++++ Information given ++++
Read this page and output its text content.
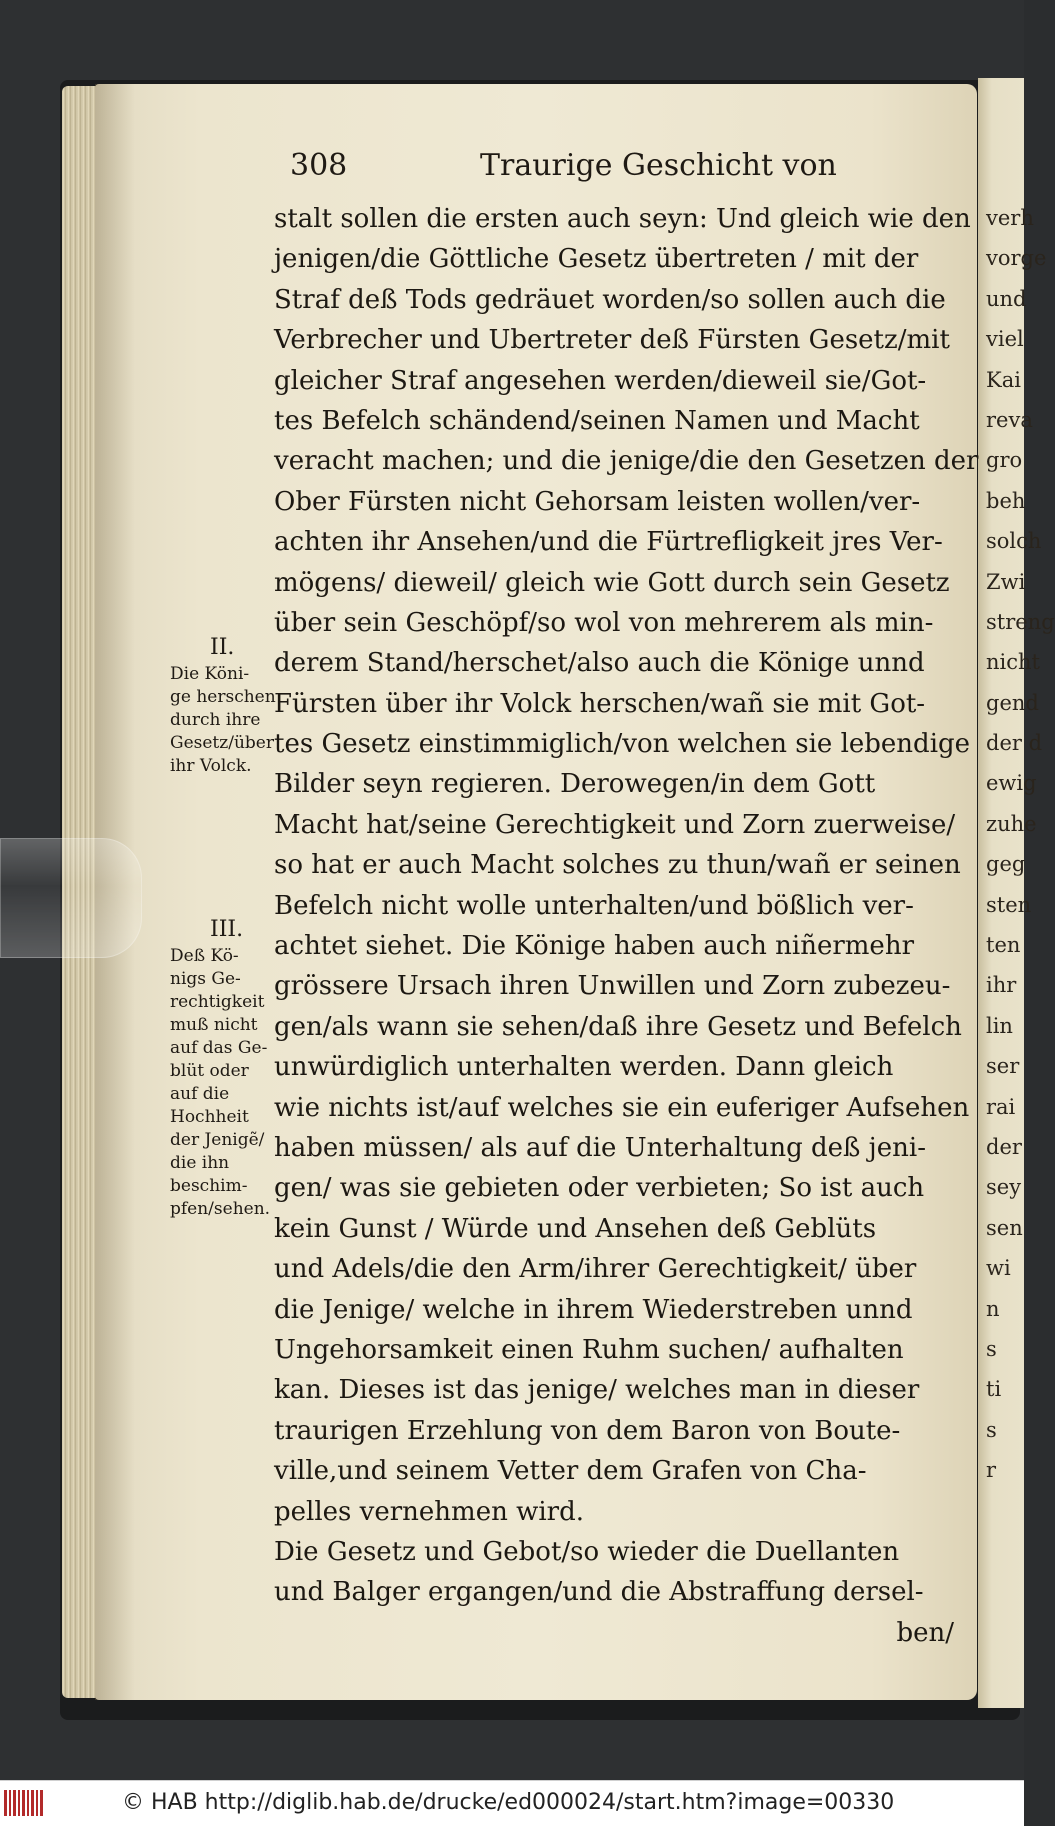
308	Traurige Geschicht von
stalt sollen die ersten auch seyn: Und gleich wie den
jenigen/die Göttliche Gesetz übertreten / mit der
Straf deß Tods gedräuet worden/so sollen auch die
Verbrecher und Ubertreter deß Fürsten Gesetz/mit
gleicher Straf angesehen werden/dieweil sie/Got-
tes Befelch schändend/seinen Namen und Macht
veracht machen; und die jenige/die den Gesetzen der
Ober Fürsten nicht Gehorsam leisten wollen/ver-
achten ihr Ansehen/und die Fürtrefligkeit jres Ver-
mögens/ dieweil/ gleich wie Gott durch sein Gesetz
über sein Geschöpf/so wol von mehrerem als min-
derem Stand/herschet/also auch die Könige unnd
Fürsten über ihr Volck herschen/wañ sie mit Got-
tes Gesetz einstimmiglich/von welchen sie lebendige
Bilder seyn regieren. Derowegen/in dem Gott
Macht hat/seine Gerechtigkeit und Zorn zuerweise/
so hat er auch Macht solches zu thun/wañ er seinen
Befelch nicht wolle unterhalten/und bößlich ver-
achtet siehet. Die Könige haben auch niñermehr
grössere Ursach ihren Unwillen und Zorn zubezeu-
gen/als wann sie sehen/daß ihre Gesetz und Befelch
unwürdiglich unterhalten werden. Dann gleich
wie nichts ist/auf welches sie ein euferiger Aufsehen
haben müssen/ als auf die Unterhaltung deß jeni-
gen/ was sie gebieten oder verbieten; So ist auch
kein Gunst / Würde und Ansehen deß Geblüts
und Adels/die den Arm/ihrer Gerechtigkeit/ über
die Jenige/ welche in ihrem Wiederstreben unnd
Ungehorsamkeit einen Ruhm suchen/ aufhalten
kan. Dieses ist das jenige/ welches man in dieser
traurigen Erzehlung von dem Baron von Boute-
ville,und seinem Vetter dem Grafen von Cha-
pelles vernehmen wird.
Die Gesetz und Gebot/so wieder die Duellanten
und Balger ergangen/und die Abstraffung dersel-
ben/
II.
Die Köni-
ge herschen
durch ihre
Gesetz/über
ihr Volck.
III.
Deß Kö-
nigs Ge-
rechtigkeit
muß nicht
auf das Ge-
blüt oder
auf die
Hochheit
der Jenigẽ/
die ihn
beschim-
pfen/sehen.
verh
vorge
und
viel
Kai
reva
gro
beh
solch
Zwi
streng
nicht
gend
der d
ewig
zuhe
geg
sten
ten
ihr
lin
ser
rai
der
sey
sen
wi
n
s
ti
s
r
© HAB http://diglib.hab.de/drucke/ed000024/start.htm?image=00330
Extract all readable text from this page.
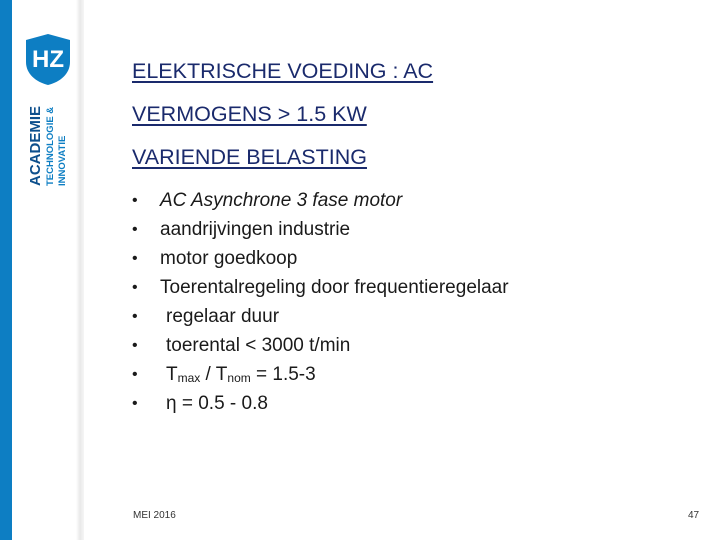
HZ
ACADEMIE TECHNOLOGIE & INNOVATIE
ELEKTRISCHE VOEDING : AC
VERMOGENS > 1.5 KW
VARIENDE BELASTING
•	AC Asynchrone 3 fase motor
•	aandrijvingen industrie
•	motor goedkoop
•	Toerentalregeling door frequentieregelaar
•	regelaar duur
•	toerental < 3000 t/min
•	Tmax / Tnom = 1.5-3
•	η = 0.5 - 0.8
MEI 2016	47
++++
# Instruction
Tally the lines of the listing that include "Befelch". Reply with nothing but the count.

# Response to the task
3